**TASK TO COMPLETE**: Identify all lines in the listing that include the word "peak", and copy them out.

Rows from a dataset
******
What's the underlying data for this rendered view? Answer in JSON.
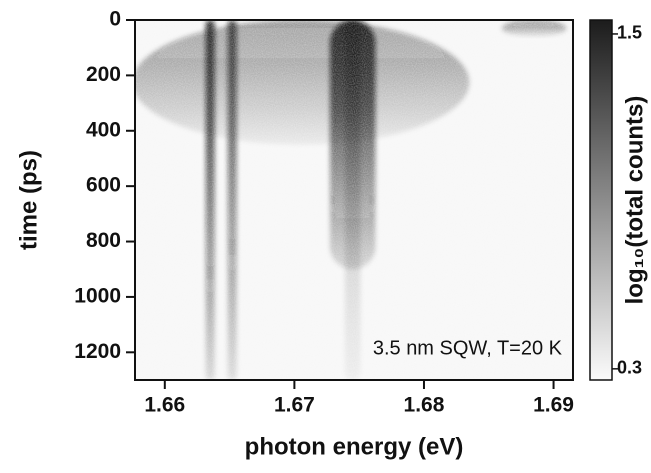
{
  "chart_data": {
    "type": "heatmap",
    "xlabel": "photon energy (eV)",
    "ylabel": "time (ps)",
    "colorbar_label": "log₁₀(total counts)",
    "annotation": "3.5 nm SQW, T=20 K",
    "xlim": [
      1.6577,
      1.6915
    ],
    "xticks": [
      1.66,
      1.67,
      1.68,
      1.69
    ],
    "ylim": [
      0,
      1300
    ],
    "yticks": [
      0,
      200,
      400,
      600,
      800,
      1000,
      1200
    ],
    "y_inverted": true,
    "zlim": [
      0.26,
      1.55
    ],
    "zticks": [
      0.3,
      1.5
    ],
    "features": [
      {
        "x": 1.6705,
        "width": 0.026,
        "t0": 0,
        "t1": 450,
        "peak": 0.75
      },
      {
        "x": 1.6635,
        "width": 0.0007,
        "t0": 0,
        "t1": 1300,
        "peak": 1.35
      },
      {
        "x": 1.6652,
        "width": 0.0007,
        "t0": 0,
        "t1": 1300,
        "peak": 1.2
      },
      {
        "x": 1.6745,
        "width": 0.0035,
        "t0": 0,
        "t1": 900,
        "peak": 1.4
      },
      {
        "x": 1.6745,
        "width": 0.0012,
        "t0": 0,
        "t1": 1300,
        "peak": 0.6
      },
      {
        "x": 1.6885,
        "width": 0.005,
        "t0": 0,
        "t1": 60,
        "peak": 0.8
      }
    ]
  }
}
******
**TASK OUTPUT**:
        "peak": 0.75
        "peak": 1.35
        "peak": 1.2
        "peak": 1.4
        "peak": 0.6
        "peak": 0.8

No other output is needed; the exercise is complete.